## [TASK INPUTS]
• • • • •

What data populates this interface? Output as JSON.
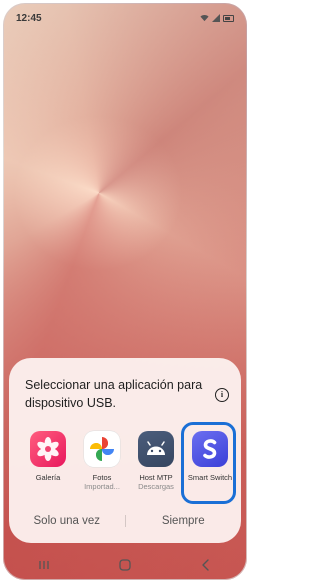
{
  "status_bar": {
    "time": "12:45"
  },
  "dialog": {
    "title": "Seleccionar una aplicación para dispositivo USB.",
    "info_icon": "info-icon",
    "apps": [
      {
        "label": "Galería",
        "sub": "",
        "icon": "galeria-icon"
      },
      {
        "label": "Fotos",
        "sub": "Importad...",
        "icon": "google-photos-icon"
      },
      {
        "label": "Host MTP",
        "sub": "Descargas",
        "icon": "android-icon"
      },
      {
        "label": "Smart Switch",
        "sub": "",
        "icon": "smart-switch-icon",
        "highlight_color": "#1a6fd6"
      }
    ],
    "actions": {
      "once": "Solo una vez",
      "always": "Siempre"
    }
  },
  "navbar": {
    "icons": [
      "recents-icon",
      "home-icon",
      "back-icon"
    ]
  }
}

• • • • •

## [STATED EXERCISE]
In the entries above, how many lines contain the word "label"? Answer with the number only.

## [FULL RESPONSE]
4